**Data extract:**
------

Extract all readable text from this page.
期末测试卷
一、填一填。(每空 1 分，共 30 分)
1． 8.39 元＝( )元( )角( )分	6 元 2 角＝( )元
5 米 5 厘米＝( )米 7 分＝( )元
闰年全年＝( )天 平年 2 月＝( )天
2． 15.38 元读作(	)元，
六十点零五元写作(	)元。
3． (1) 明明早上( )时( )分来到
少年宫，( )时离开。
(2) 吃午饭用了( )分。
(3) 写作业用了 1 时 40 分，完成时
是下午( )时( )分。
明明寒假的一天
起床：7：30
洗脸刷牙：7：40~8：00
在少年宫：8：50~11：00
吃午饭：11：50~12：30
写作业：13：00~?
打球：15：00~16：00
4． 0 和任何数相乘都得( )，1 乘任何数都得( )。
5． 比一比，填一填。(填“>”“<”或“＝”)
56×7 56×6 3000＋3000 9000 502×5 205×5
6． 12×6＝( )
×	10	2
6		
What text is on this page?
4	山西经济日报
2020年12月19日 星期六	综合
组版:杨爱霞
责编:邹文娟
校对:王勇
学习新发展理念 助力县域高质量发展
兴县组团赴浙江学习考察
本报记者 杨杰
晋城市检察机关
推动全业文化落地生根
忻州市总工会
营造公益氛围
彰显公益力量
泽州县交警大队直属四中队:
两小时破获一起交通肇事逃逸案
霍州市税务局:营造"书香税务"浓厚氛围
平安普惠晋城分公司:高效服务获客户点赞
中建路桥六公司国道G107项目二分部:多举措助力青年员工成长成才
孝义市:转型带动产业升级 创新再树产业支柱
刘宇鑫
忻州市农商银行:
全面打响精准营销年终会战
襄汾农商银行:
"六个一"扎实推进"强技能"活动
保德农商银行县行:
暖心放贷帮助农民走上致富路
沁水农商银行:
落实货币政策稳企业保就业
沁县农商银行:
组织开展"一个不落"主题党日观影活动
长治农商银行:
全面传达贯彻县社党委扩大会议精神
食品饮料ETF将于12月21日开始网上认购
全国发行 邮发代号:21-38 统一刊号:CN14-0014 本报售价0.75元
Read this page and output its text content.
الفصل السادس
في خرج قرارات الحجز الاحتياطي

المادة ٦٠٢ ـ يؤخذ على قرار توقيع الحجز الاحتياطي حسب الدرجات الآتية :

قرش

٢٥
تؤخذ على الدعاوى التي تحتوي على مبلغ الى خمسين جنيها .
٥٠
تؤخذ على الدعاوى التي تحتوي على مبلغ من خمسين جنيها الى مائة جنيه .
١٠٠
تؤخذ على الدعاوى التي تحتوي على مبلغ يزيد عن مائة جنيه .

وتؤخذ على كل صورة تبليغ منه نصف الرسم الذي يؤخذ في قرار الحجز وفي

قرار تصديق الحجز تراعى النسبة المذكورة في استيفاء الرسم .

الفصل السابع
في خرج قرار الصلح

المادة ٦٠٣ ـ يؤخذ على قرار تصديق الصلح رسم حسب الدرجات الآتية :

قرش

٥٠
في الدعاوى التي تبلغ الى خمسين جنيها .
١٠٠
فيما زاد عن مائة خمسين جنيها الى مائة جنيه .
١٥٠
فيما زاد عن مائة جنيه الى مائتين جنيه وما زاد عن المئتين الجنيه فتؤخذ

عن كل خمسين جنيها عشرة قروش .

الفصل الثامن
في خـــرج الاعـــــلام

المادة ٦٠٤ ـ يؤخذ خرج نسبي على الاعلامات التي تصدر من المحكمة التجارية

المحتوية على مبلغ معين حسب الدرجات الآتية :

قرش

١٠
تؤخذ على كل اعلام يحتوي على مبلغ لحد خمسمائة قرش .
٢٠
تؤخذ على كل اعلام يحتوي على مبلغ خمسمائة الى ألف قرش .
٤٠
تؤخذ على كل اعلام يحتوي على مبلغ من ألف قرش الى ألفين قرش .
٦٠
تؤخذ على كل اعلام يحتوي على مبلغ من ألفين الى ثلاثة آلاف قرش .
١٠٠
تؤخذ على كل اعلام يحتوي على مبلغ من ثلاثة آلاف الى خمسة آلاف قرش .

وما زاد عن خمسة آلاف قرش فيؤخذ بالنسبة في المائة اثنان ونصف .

------

**Problem to solve:** Without changing a word, restate the whole listing.

**Answer to this problem:**
Extract all readable text from this page.
期末测试卷
一、填一填。(每空 1 分，共 30 分)
1． 8.39 元＝( )元( )角( )分	6 元 2 角＝( )元
5 米 5 厘米＝( )米 7 分＝( )元
闰年全年＝( )天 平年 2 月＝( )天
2． 15.38 元读作(	)元，
六十点零五元写作(	)元。
3． (1) 明明早上( )时( )分来到
少年宫，( )时离开。
(2) 吃午饭用了( )分。
(3) 写作业用了 1 时 40 分，完成时
是下午( )时( )分。
明明寒假的一天
起床：7：30
洗脸刷牙：7：40~8：00
在少年宫：8：50~11：00
吃午饭：11：50~12：30
写作业：13：00~?
打球：15：00~16：00
4． 0 和任何数相乘都得( )，1 乘任何数都得( )。
5． 比一比，填一填。(填“>”“<”或“＝”)
56×7 56×6 3000＋3000 9000 502×5 205×5
6． 12×6＝( )
×	10	2
6		
What text is on this page?
4	山西经济日报
2020年12月19日 星期六	综合
组版:杨爱霞
责编:邹文娟
校对:王勇
学习新发展理念 助力县域高质量发展
兴县组团赴浙江学习考察
本报记者 杨杰
晋城市检察机关
推动全业文化落地生根
忻州市总工会
营造公益氛围
彰显公益力量
泽州县交警大队直属四中队:
两小时破获一起交通肇事逃逸案
霍州市税务局:营造"书香税务"浓厚氛围
平安普惠晋城分公司:高效服务获客户点赞
中建路桥六公司国道G107项目二分部:多举措助力青年员工成长成才
孝义市:转型带动产业升级 创新再树产业支柱
刘宇鑫
忻州市农商银行:
全面打响精准营销年终会战
襄汾农商银行:
"六个一"扎实推进"强技能"活动
保德农商银行县行:
暖心放贷帮助农民走上致富路
沁水农商银行:
落实货币政策稳企业保就业
沁县农商银行:
组织开展"一个不落"主题党日观影活动
长治农商银行:
全面传达贯彻县社党委扩大会议精神
食品饮料ETF将于12月21日开始网上认购
全国发行 邮发代号:21-38 统一刊号:CN14-0014 本报售价0.75元
Read this page and output its text content.
الفصل السادس
في خرج قرارات الحجز الاحتياطي

المادة ٦٠٢ ـ يؤخذ على قرار توقيع الحجز الاحتياطي حسب الدرجات الآتية :

قرش

٢٥
تؤخذ على الدعاوى التي تحتوي على مبلغ الى خمسين جنيها .
٥٠
تؤخذ على الدعاوى التي تحتوي على مبلغ من خمسين جنيها الى مائة جنيه .
١٠٠
تؤخذ على الدعاوى التي تحتوي على مبلغ يزيد عن مائة جنيه .

وتؤخذ على كل صورة تبليغ منه نصف الرسم الذي يؤخذ في قرار الحجز وفي

قرار تصديق الحجز تراعى النسبة المذكورة في استيفاء الرسم .

الفصل السابع
في خرج قرار الصلح

المادة ٦٠٣ ـ يؤخذ على قرار تصديق الصلح رسم حسب الدرجات الآتية :

قرش

٥٠
في الدعاوى التي تبلغ الى خمسين جنيها .
١٠٠
فيما زاد عن مائة خمسين جنيها الى مائة جنيه .
١٥٠
فيما زاد عن مائة جنيه الى مائتين جنيه وما زاد عن المئتين الجنيه فتؤخذ

عن كل خمسين جنيها عشرة قروش .

الفصل الثامن
في خـــرج الاعـــــلام

المادة ٦٠٤ ـ يؤخذ خرج نسبي على الاعلامات التي تصدر من المحكمة التجارية

المحتوية على مبلغ معين حسب الدرجات الآتية :

قرش

١٠
تؤخذ على كل اعلام يحتوي على مبلغ لحد خمسمائة قرش .
٢٠
تؤخذ على كل اعلام يحتوي على مبلغ خمسمائة الى ألف قرش .
٤٠
تؤخذ على كل اعلام يحتوي على مبلغ من ألف قرش الى ألفين قرش .
٦٠
تؤخذ على كل اعلام يحتوي على مبلغ من ألفين الى ثلاثة آلاف قرش .
١٠٠
تؤخذ على كل اعلام يحتوي على مبلغ من ثلاثة آلاف الى خمسة آلاف قرش .

وما زاد عن خمسة آلاف قرش فيؤخذ بالنسبة في المائة اثنان ونصف .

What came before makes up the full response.